◆ Exercise instructions
Provide the count of lines that hold "nand" and no other output.

==*==

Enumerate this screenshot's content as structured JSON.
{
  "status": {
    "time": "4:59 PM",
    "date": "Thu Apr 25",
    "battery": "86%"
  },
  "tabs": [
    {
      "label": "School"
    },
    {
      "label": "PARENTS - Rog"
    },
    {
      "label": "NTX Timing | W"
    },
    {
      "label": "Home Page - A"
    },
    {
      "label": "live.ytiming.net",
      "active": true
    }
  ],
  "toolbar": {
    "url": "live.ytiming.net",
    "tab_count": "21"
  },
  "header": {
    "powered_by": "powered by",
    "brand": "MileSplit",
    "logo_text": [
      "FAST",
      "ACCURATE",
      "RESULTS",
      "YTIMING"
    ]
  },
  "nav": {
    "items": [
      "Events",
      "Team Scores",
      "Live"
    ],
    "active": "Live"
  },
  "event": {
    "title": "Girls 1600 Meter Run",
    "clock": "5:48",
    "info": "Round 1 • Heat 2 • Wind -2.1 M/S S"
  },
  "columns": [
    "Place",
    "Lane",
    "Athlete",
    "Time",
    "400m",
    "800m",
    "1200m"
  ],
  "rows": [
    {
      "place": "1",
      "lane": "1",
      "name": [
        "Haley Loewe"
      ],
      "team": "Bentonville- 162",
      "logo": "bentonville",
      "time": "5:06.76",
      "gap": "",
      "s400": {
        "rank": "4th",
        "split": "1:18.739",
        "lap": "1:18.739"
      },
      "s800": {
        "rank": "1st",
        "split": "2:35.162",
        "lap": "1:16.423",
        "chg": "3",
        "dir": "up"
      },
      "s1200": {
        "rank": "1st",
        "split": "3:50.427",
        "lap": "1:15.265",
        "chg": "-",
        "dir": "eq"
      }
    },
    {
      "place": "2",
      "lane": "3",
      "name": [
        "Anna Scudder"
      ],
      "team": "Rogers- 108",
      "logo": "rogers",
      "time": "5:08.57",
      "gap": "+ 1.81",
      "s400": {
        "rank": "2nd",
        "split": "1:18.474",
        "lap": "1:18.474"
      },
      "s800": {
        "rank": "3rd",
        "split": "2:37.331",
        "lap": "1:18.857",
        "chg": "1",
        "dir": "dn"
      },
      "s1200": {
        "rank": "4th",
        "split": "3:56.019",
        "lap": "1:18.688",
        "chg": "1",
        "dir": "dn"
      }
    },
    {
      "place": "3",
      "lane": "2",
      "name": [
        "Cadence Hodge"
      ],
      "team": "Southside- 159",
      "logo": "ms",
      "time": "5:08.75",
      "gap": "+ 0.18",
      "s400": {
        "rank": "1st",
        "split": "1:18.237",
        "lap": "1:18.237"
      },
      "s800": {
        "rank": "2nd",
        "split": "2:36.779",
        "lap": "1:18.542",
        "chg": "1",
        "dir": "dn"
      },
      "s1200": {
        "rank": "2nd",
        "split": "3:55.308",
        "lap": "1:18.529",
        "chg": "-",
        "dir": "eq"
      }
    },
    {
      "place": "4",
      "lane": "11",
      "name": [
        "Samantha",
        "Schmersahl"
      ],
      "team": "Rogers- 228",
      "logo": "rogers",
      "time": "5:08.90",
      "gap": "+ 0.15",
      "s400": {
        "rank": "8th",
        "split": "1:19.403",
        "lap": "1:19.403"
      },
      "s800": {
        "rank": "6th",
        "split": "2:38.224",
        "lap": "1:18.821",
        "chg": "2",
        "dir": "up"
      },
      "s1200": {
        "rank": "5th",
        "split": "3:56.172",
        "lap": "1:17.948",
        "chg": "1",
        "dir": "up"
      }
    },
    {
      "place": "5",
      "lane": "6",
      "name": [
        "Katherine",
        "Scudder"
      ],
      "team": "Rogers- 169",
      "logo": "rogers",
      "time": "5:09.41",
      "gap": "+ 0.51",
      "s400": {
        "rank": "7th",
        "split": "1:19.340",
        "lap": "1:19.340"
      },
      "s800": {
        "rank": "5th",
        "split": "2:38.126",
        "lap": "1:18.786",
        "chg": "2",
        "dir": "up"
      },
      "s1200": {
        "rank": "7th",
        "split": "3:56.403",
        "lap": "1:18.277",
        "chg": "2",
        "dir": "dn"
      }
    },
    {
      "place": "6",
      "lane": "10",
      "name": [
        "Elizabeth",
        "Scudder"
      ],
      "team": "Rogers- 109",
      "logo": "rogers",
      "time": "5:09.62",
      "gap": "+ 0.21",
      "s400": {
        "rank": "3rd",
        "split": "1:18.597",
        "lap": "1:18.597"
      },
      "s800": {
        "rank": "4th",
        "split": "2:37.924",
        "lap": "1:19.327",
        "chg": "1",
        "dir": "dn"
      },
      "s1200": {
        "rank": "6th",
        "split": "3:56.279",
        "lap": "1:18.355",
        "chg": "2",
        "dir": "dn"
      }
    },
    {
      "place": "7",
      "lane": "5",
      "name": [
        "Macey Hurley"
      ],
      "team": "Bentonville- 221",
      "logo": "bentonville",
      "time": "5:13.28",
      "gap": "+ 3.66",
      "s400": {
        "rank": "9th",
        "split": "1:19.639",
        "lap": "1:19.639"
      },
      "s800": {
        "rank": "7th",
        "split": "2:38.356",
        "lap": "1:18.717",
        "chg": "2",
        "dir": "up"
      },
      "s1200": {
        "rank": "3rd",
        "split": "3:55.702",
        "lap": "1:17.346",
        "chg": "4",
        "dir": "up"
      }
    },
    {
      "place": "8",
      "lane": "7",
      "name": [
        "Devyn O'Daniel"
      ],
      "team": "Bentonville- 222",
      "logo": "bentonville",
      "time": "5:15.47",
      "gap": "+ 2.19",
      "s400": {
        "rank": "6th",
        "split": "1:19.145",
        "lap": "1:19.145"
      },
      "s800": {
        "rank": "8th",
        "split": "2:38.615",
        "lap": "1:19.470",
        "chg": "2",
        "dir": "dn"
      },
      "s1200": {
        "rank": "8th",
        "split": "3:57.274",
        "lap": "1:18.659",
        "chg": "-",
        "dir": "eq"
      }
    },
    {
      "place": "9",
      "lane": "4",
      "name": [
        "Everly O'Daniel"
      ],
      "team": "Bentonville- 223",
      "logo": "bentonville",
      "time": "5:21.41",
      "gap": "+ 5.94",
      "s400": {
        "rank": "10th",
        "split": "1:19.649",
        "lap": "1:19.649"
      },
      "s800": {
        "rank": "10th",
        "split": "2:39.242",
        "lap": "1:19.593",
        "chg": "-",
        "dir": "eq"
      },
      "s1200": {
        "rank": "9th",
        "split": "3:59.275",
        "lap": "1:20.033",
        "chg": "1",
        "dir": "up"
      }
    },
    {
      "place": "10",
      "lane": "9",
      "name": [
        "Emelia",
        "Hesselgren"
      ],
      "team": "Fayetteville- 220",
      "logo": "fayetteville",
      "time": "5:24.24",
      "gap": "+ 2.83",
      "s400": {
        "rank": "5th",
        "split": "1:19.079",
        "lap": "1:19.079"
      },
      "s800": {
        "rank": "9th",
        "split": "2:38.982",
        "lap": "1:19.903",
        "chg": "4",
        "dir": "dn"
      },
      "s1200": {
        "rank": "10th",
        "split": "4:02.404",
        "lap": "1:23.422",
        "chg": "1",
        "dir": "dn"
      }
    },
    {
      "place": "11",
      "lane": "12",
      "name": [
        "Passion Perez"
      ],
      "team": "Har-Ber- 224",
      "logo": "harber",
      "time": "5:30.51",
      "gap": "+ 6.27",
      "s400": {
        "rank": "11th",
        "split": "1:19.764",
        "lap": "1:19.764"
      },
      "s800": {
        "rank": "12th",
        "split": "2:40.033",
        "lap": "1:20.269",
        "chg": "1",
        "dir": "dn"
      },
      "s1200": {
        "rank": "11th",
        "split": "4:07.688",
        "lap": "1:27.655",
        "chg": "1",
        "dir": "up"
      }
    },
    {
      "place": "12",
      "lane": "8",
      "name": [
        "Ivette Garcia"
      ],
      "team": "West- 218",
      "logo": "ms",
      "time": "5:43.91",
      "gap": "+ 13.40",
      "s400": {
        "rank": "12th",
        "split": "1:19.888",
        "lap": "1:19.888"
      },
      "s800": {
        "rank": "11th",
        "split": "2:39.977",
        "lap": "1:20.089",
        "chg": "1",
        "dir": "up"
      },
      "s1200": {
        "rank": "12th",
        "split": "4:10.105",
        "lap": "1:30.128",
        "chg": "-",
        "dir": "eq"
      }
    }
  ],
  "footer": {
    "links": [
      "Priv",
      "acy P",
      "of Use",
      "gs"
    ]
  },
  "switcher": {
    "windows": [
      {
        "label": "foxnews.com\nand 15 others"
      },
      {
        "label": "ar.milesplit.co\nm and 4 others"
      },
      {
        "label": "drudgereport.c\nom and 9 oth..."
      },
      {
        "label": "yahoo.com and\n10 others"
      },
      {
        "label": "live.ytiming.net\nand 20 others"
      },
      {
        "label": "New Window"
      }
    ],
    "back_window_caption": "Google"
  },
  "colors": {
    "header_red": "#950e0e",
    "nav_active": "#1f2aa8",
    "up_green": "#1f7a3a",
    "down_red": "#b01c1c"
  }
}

==*==

◆ Final answer
2